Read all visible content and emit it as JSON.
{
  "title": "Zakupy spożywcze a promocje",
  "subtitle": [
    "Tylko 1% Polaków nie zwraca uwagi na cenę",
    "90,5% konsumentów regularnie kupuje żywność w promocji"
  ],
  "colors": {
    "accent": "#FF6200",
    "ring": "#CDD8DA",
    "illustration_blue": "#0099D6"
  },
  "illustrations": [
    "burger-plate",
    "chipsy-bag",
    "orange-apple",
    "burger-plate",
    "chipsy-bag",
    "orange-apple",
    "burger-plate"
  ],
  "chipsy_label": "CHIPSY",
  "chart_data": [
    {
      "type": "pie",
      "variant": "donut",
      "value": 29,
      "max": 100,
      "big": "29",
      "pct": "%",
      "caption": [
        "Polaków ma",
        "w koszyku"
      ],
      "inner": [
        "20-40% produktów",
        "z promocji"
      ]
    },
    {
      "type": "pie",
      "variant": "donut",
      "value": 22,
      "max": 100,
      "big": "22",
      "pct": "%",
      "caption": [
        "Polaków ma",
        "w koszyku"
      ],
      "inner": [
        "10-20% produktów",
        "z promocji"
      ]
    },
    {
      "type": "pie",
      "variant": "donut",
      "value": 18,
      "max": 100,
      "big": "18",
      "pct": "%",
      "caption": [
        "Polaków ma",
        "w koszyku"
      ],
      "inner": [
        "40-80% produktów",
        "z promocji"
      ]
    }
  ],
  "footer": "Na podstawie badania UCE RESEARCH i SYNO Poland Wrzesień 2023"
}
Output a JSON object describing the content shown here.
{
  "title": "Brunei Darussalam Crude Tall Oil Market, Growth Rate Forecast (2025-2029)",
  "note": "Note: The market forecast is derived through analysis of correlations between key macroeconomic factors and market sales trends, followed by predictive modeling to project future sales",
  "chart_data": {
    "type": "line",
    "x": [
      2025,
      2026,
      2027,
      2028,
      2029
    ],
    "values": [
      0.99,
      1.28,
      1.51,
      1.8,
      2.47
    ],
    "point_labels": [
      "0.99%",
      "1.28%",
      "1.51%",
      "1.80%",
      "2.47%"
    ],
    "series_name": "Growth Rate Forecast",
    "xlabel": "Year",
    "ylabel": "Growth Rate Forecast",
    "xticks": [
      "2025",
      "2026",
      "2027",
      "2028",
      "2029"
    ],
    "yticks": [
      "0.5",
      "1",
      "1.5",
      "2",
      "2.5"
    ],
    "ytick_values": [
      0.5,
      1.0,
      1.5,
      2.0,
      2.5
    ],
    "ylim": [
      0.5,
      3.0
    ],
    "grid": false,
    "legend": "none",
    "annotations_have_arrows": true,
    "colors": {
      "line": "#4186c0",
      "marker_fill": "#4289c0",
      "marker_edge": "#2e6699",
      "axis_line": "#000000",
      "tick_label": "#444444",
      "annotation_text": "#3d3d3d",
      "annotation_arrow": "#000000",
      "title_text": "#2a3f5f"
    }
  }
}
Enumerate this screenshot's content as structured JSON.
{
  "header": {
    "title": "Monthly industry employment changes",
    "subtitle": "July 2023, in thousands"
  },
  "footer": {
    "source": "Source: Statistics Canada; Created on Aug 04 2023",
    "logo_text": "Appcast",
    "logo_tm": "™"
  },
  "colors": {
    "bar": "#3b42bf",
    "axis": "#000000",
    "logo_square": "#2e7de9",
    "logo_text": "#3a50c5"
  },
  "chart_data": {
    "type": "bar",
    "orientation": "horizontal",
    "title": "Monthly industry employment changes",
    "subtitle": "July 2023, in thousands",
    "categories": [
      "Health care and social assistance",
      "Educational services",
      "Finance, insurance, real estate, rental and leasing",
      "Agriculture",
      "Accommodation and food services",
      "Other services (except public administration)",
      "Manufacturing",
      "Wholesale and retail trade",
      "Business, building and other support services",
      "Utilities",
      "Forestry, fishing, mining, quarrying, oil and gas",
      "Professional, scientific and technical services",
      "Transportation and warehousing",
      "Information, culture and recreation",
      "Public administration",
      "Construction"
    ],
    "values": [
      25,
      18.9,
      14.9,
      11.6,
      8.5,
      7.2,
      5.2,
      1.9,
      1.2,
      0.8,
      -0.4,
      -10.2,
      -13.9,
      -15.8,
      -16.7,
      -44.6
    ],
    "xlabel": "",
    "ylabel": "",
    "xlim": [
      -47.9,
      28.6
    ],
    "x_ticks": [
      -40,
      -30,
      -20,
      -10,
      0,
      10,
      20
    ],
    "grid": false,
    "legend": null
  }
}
════════
Copy all the lines, exactly.

Read all visible content and emit it as JSON.
{
  "title": "Zakupy spożywcze a promocje",
  "subtitle": [
    "Tylko 1% Polaków nie zwraca uwagi na cenę",
    "90,5% konsumentów regularnie kupuje żywność w promocji"
  ],
  "colors": {
    "accent": "#FF6200",
    "ring": "#CDD8DA",
    "illustration_blue": "#0099D6"
  },
  "illustrations": [
    "burger-plate",
    "chipsy-bag",
    "orange-apple",
    "burger-plate",
    "chipsy-bag",
    "orange-apple",
    "burger-plate"
  ],
  "chipsy_label": "CHIPSY",
  "chart_data": [
    {
      "type": "pie",
      "variant": "donut",
      "value": 29,
      "max": 100,
      "big": "29",
      "pct": "%",
      "caption": [
        "Polaków ma",
        "w koszyku"
      ],
      "inner": [
        "20-40% produktów",
        "z promocji"
      ]
    },
    {
      "type": "pie",
      "variant": "donut",
      "value": 22,
      "max": 100,
      "big": "22",
      "pct": "%",
      "caption": [
        "Polaków ma",
        "w koszyku"
      ],
      "inner": [
        "10-20% produktów",
        "z promocji"
      ]
    },
    {
      "type": "pie",
      "variant": "donut",
      "value": 18,
      "max": 100,
      "big": "18",
      "pct": "%",
      "caption": [
        "Polaków ma",
        "w koszyku"
      ],
      "inner": [
        "40-80% produktów",
        "z promocji"
      ]
    }
  ],
  "footer": "Na podstawie badania UCE RESEARCH i SYNO Poland Wrzesień 2023"
}
Output a JSON object describing the content shown here.
{
  "title": "Brunei Darussalam Crude Tall Oil Market, Growth Rate Forecast (2025-2029)",
  "note": "Note: The market forecast is derived through analysis of correlations between key macroeconomic factors and market sales trends, followed by predictive modeling to project future sales",
  "chart_data": {
    "type": "line",
    "x": [
      2025,
      2026,
      2027,
      2028,
      2029
    ],
    "values": [
      0.99,
      1.28,
      1.51,
      1.8,
      2.47
    ],
    "point_labels": [
      "0.99%",
      "1.28%",
      "1.51%",
      "1.80%",
      "2.47%"
    ],
    "series_name": "Growth Rate Forecast",
    "xlabel": "Year",
    "ylabel": "Growth Rate Forecast",
    "xticks": [
      "2025",
      "2026",
      "2027",
      "2028",
      "2029"
    ],
    "yticks": [
      "0.5",
      "1",
      "1.5",
      "2",
      "2.5"
    ],
    "ytick_values": [
      0.5,
      1.0,
      1.5,
      2.0,
      2.5
    ],
    "ylim": [
      0.5,
      3.0
    ],
    "grid": false,
    "legend": "none",
    "annotations_have_arrows": true,
    "colors": {
      "line": "#4186c0",
      "marker_fill": "#4289c0",
      "marker_edge": "#2e6699",
      "axis_line": "#000000",
      "tick_label": "#444444",
      "annotation_text": "#3d3d3d",
      "annotation_arrow": "#000000",
      "title_text": "#2a3f5f"
    }
  }
}
Enumerate this screenshot's content as structured JSON.
{
  "header": {
    "title": "Monthly industry employment changes",
    "subtitle": "July 2023, in thousands"
  },
  "footer": {
    "source": "Source: Statistics Canada; Created on Aug 04 2023",
    "logo_text": "Appcast",
    "logo_tm": "™"
  },
  "colors": {
    "bar": "#3b42bf",
    "axis": "#000000",
    "logo_square": "#2e7de9",
    "logo_text": "#3a50c5"
  },
  "chart_data": {
    "type": "bar",
    "orientation": "horizontal",
    "title": "Monthly industry employment changes",
    "subtitle": "July 2023, in thousands",
    "categories": [
      "Health care and social assistance",
      "Educational services",
      "Finance, insurance, real estate, rental and leasing",
      "Agriculture",
      "Accommodation and food services",
      "Other services (except public administration)",
      "Manufacturing",
      "Wholesale and retail trade",
      "Business, building and other support services",
      "Utilities",
      "Forestry, fishing, mining, quarrying, oil and gas",
      "Professional, scientific and technical services",
      "Transportation and warehousing",
      "Information, culture and recreation",
      "Public administration",
      "Construction"
    ],
    "values": [
      25,
      18.9,
      14.9,
      11.6,
      8.5,
      7.2,
      5.2,
      1.9,
      1.2,
      0.8,
      -0.4,
      -10.2,
      -13.9,
      -15.8,
      -16.7,
      -44.6
    ],
    "xlabel": "",
    "ylabel": "",
    "xlim": [
      -47.9,
      28.6
    ],
    "x_ticks": [
      -40,
      -30,
      -20,
      -10,
      0,
      10,
      20
    ],
    "grid": false,
    "legend": null
  }
}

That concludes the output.